> Aim
In the material below, find every line with "ThisItem" and pull it out.

> Supplied data
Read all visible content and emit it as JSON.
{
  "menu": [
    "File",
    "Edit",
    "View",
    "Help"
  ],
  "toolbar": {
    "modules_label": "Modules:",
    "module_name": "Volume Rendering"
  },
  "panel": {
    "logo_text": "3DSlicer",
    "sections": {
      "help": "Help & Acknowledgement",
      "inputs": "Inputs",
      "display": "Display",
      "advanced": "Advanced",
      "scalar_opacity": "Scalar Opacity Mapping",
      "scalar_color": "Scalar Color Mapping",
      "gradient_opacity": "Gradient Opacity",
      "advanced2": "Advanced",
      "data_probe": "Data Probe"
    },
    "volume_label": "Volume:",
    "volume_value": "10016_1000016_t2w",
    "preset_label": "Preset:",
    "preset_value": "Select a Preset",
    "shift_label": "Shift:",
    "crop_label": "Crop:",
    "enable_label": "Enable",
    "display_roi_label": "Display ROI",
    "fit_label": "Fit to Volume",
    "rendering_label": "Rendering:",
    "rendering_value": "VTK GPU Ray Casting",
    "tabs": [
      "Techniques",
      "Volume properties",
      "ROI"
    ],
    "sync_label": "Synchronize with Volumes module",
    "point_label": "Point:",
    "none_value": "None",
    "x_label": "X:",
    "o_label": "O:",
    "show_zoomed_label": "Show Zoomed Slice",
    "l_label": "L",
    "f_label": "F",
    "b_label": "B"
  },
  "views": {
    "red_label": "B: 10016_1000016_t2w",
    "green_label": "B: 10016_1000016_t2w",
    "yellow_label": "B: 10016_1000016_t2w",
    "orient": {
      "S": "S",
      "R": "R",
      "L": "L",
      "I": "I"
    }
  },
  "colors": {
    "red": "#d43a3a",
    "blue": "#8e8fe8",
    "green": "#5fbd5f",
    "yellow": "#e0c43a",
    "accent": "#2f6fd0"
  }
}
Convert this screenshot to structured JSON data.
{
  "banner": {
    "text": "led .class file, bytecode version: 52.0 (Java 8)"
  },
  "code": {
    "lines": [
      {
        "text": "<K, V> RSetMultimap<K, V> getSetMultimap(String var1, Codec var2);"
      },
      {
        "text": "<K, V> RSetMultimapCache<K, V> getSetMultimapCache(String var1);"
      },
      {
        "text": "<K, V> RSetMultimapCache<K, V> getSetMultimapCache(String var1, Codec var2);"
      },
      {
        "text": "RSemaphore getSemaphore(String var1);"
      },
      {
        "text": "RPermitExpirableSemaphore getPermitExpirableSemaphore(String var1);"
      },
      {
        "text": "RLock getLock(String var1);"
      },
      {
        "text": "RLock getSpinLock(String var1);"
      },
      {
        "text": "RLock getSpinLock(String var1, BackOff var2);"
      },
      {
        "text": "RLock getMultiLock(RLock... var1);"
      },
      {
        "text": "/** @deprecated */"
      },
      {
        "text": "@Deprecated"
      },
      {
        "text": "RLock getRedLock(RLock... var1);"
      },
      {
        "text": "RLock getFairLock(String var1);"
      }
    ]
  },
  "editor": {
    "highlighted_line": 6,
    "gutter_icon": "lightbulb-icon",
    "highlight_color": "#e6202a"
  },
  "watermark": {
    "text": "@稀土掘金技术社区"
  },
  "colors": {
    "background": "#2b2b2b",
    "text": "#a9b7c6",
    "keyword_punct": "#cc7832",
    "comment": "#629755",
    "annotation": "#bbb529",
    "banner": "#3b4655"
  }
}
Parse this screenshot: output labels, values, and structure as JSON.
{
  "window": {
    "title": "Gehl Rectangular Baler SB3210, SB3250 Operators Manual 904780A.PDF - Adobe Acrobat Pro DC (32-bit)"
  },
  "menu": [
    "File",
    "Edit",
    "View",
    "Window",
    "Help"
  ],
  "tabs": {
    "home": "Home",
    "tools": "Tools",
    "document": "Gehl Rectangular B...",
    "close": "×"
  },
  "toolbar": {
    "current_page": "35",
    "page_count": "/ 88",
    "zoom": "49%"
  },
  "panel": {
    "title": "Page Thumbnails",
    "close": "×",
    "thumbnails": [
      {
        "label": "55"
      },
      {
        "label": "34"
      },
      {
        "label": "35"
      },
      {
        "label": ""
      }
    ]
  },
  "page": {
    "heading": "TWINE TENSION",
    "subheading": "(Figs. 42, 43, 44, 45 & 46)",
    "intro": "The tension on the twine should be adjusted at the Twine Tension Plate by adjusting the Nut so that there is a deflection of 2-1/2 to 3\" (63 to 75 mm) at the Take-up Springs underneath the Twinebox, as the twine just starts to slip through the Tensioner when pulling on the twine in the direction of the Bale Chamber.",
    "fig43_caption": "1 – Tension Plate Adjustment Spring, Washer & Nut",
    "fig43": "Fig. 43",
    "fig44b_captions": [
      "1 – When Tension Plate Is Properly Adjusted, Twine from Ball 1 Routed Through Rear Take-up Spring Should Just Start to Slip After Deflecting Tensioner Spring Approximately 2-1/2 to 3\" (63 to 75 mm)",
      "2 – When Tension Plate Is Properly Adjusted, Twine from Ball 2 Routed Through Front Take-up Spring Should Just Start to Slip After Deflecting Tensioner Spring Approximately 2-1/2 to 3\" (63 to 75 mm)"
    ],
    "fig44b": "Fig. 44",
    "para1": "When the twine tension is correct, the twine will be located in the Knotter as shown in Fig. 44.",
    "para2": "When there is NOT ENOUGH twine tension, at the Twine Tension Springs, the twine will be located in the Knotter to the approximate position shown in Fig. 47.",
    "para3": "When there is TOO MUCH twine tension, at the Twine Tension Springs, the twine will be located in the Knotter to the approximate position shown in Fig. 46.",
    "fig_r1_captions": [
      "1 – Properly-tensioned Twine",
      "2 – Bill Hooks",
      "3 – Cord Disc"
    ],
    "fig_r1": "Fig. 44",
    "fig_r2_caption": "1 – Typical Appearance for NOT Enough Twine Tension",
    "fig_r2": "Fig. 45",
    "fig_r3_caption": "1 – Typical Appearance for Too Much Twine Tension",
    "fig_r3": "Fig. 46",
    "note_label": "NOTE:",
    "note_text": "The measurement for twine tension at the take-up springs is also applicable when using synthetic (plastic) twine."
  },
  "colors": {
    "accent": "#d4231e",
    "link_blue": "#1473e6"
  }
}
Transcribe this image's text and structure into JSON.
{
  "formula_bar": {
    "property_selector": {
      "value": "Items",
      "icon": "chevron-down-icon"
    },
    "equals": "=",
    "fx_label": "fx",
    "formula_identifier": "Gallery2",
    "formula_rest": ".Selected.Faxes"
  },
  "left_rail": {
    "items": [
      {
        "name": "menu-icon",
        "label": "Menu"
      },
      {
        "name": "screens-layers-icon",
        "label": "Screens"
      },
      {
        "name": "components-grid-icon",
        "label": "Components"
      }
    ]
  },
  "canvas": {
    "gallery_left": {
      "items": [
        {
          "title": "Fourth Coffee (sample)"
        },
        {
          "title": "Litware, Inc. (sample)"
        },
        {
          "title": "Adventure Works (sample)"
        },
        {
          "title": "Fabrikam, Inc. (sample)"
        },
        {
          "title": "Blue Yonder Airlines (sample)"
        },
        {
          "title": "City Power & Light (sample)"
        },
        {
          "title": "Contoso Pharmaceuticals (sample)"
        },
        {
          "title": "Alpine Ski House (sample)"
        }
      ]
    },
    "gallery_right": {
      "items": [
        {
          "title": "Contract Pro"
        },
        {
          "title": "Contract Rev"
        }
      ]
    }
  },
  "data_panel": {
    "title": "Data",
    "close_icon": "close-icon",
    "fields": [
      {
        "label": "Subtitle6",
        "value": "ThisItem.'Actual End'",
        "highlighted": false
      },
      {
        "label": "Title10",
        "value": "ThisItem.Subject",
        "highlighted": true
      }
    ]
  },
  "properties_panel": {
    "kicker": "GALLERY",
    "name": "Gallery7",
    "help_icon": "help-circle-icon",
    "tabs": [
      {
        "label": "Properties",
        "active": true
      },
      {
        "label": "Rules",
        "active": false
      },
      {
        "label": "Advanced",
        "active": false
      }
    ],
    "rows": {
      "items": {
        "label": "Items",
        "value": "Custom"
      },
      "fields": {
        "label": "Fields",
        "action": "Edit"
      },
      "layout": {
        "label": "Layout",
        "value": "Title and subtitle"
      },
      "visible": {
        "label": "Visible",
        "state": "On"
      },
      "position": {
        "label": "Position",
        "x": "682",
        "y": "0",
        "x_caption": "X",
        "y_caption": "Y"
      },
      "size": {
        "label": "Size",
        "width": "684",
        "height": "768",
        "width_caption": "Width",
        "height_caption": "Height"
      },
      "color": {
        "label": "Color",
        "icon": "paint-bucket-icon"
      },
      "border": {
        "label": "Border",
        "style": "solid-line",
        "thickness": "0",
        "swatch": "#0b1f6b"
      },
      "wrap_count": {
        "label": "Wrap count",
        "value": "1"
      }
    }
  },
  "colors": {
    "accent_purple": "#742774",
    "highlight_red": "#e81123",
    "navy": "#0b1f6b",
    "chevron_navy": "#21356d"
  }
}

> Response to the exercise
        "value": "ThisItem.'Actual End'",
        "value": "ThisItem.Subject",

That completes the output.